Dataset excerpts start
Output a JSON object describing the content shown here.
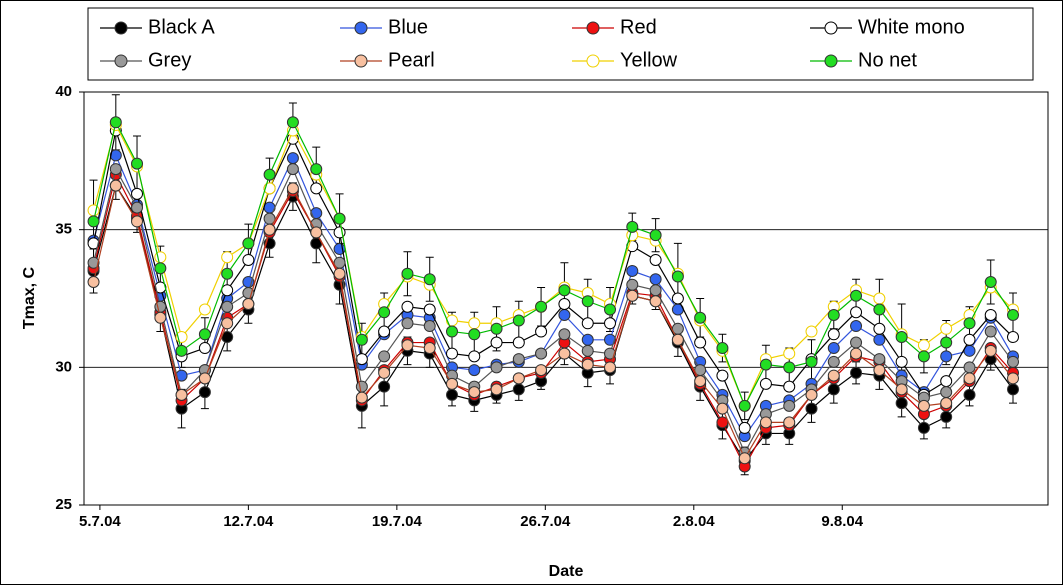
{
  "chart_data": {
    "type": "line",
    "y_label": "Tmax, C",
    "x_label": "Date",
    "ylim": [
      25,
      40
    ],
    "yticks": [
      25,
      30,
      35,
      40
    ],
    "grid": true,
    "xlim": [
      -0.75,
      44.7
    ],
    "xticks": [
      {
        "value": 0,
        "label": "5.7.04"
      },
      {
        "value": 7,
        "label": "12.7.04"
      },
      {
        "value": 14,
        "label": "19.7.04"
      },
      {
        "value": 21,
        "label": "26.7.04"
      },
      {
        "value": 28,
        "label": "2.8.04"
      },
      {
        "value": 35,
        "label": "9.8.04"
      }
    ],
    "legend_position": "top",
    "x": [
      -0.3,
      0.75,
      1.75,
      2.85,
      3.85,
      4.95,
      6.0,
      7.0,
      8.0,
      9.1,
      10.2,
      11.3,
      12.35,
      13.4,
      14.5,
      15.55,
      16.6,
      17.65,
      18.7,
      19.75,
      20.8,
      21.9,
      23.0,
      24.05,
      25.1,
      26.2,
      27.25,
      28.3,
      29.35,
      30.4,
      31.4,
      32.5,
      33.55,
      34.6,
      35.65,
      36.75,
      37.8,
      38.85,
      39.9,
      41.0,
      42.0,
      43.05
    ],
    "series": [
      {
        "name": "Black A",
        "color": "#000000",
        "marker_color": "#000000",
        "values": [
          33.5,
          36.6,
          35.4,
          31.9,
          28.5,
          29.1,
          31.1,
          32.1,
          34.5,
          36.2,
          34.5,
          33.0,
          28.6,
          29.3,
          30.6,
          30.5,
          29.0,
          28.8,
          29.0,
          29.2,
          29.5,
          30.5,
          29.8,
          29.9,
          32.6,
          32.4,
          30.9,
          29.3,
          27.9,
          26.6,
          27.6,
          27.6,
          28.5,
          29.2,
          29.8,
          29.7,
          28.7,
          27.8,
          28.2,
          29.0,
          30.3,
          29.2
        ],
        "errors": [
          0.8,
          0.5,
          0.5,
          0.6,
          0.7,
          0.6,
          0.5,
          0.5,
          0.5,
          0.5,
          0.7,
          0.7,
          0.8,
          0.7,
          0.5,
          0.5,
          0.4,
          0.4,
          0.3,
          0.4,
          0.3,
          0.4,
          0.5,
          0.5,
          0.3,
          0.3,
          0.5,
          0.5,
          0.5,
          0.5,
          0.4,
          0.4,
          0.5,
          0.5,
          0.4,
          0.5,
          0.5,
          0.4,
          0.4,
          0.4,
          0.4,
          0.5
        ]
      },
      {
        "name": "Blue",
        "color": "#3355dd",
        "marker_color": "#3366ee",
        "values": [
          34.6,
          37.7,
          35.9,
          32.6,
          29.7,
          29.9,
          32.5,
          33.1,
          35.8,
          37.6,
          35.6,
          34.3,
          30.1,
          31.2,
          31.9,
          31.8,
          30.0,
          29.9,
          30.1,
          30.2,
          30.5,
          31.9,
          31.0,
          31.0,
          33.5,
          33.2,
          32.1,
          30.2,
          29.0,
          27.5,
          28.6,
          28.8,
          29.4,
          30.7,
          31.5,
          31.0,
          29.7,
          29.1,
          30.4,
          30.6,
          31.8,
          30.4
        ]
      },
      {
        "name": "Red",
        "color": "#cc0000",
        "marker_color": "#ee1111",
        "values": [
          33.6,
          37.0,
          35.5,
          32.0,
          28.8,
          29.6,
          31.8,
          32.3,
          34.9,
          36.4,
          34.9,
          33.3,
          28.8,
          29.9,
          30.9,
          30.9,
          29.4,
          29.0,
          29.3,
          29.6,
          29.8,
          30.9,
          30.2,
          30.3,
          32.7,
          32.6,
          31.0,
          29.4,
          28.0,
          26.4,
          27.8,
          27.9,
          29.0,
          29.6,
          30.4,
          30.2,
          29.1,
          28.3,
          28.6,
          29.5,
          30.7,
          29.8
        ]
      },
      {
        "name": "White mono",
        "color": "#000000",
        "marker_color": "#ffffff",
        "values": [
          34.5,
          38.6,
          36.3,
          32.9,
          30.4,
          30.7,
          32.8,
          33.9,
          36.5,
          38.3,
          36.5,
          34.9,
          30.3,
          31.3,
          32.2,
          32.1,
          30.5,
          30.4,
          30.9,
          30.9,
          31.3,
          32.3,
          31.6,
          31.6,
          34.4,
          33.9,
          32.5,
          30.9,
          29.7,
          27.8,
          29.4,
          29.3,
          30.3,
          31.2,
          32.0,
          31.4,
          30.2,
          29.0,
          29.5,
          31.0,
          31.9,
          31.1
        ]
      },
      {
        "name": "Grey",
        "color": "#555555",
        "marker_color": "#999999",
        "values": [
          33.8,
          37.2,
          35.8,
          32.2,
          29.0,
          29.9,
          32.2,
          32.7,
          35.4,
          37.2,
          35.2,
          33.8,
          29.3,
          30.4,
          31.6,
          31.5,
          29.7,
          29.3,
          30.0,
          30.3,
          30.5,
          31.2,
          30.6,
          30.5,
          33.0,
          32.8,
          31.4,
          29.9,
          28.8,
          26.9,
          28.3,
          28.6,
          29.2,
          30.2,
          30.9,
          30.3,
          29.5,
          28.9,
          29.1,
          30.0,
          31.3,
          30.2
        ]
      },
      {
        "name": "Pearl",
        "color": "#b04020",
        "marker_color": "#f8c0a0",
        "values": [
          33.1,
          36.6,
          35.3,
          31.8,
          29.0,
          29.6,
          31.6,
          32.3,
          35.0,
          36.5,
          34.9,
          33.4,
          28.9,
          29.8,
          30.8,
          30.7,
          29.4,
          29.1,
          29.2,
          29.6,
          29.9,
          30.5,
          30.1,
          30.0,
          32.6,
          32.4,
          31.0,
          29.5,
          28.5,
          26.7,
          28.0,
          28.0,
          29.0,
          29.7,
          30.5,
          29.9,
          29.2,
          28.6,
          28.7,
          29.6,
          30.6,
          29.6
        ]
      },
      {
        "name": "Yellow",
        "color": "#f0d000",
        "marker_color": "#ffffff",
        "values": [
          35.7,
          38.8,
          37.3,
          34.0,
          31.1,
          32.1,
          34.0,
          34.5,
          36.5,
          38.6,
          37.0,
          35.4,
          31.1,
          32.3,
          33.3,
          33.0,
          31.7,
          31.6,
          31.6,
          31.9,
          32.2,
          32.9,
          32.7,
          32.3,
          34.8,
          34.6,
          33.4,
          31.7,
          30.6,
          28.6,
          30.3,
          30.5,
          31.3,
          32.2,
          32.8,
          32.5,
          31.2,
          30.8,
          31.4,
          31.9,
          32.9,
          32.1
        ]
      },
      {
        "name": "No net",
        "color": "#00bb00",
        "marker_color": "#22dd22",
        "values": [
          35.3,
          38.9,
          37.4,
          33.6,
          30.6,
          31.2,
          33.4,
          34.5,
          37.0,
          38.9,
          37.2,
          35.4,
          31.0,
          32.0,
          33.4,
          33.2,
          31.3,
          31.2,
          31.4,
          31.7,
          32.2,
          32.8,
          32.4,
          32.1,
          35.1,
          34.8,
          33.3,
          31.8,
          30.7,
          28.6,
          30.1,
          30.0,
          30.2,
          31.9,
          32.6,
          32.1,
          31.1,
          30.4,
          30.9,
          31.6,
          33.1,
          31.9
        ],
        "errors": [
          1.5,
          1.0,
          1.0,
          0.8,
          0.6,
          0.6,
          0.8,
          0.7,
          0.6,
          0.7,
          0.8,
          0.9,
          0.6,
          0.7,
          0.8,
          0.8,
          0.7,
          0.8,
          0.8,
          0.7,
          0.7,
          1.0,
          0.8,
          0.8,
          0.5,
          0.6,
          1.2,
          0.7,
          0.5,
          0.5,
          0.7,
          0.7,
          0.8,
          0.5,
          0.6,
          1.1,
          1.2,
          0.6,
          0.8,
          0.6,
          0.8,
          0.8
        ]
      }
    ]
  }
}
Dataset excerpts end
__What is asked__:
Determine how many lines in the listing above hold the string "name", then write only the number.

__Correct response__:
8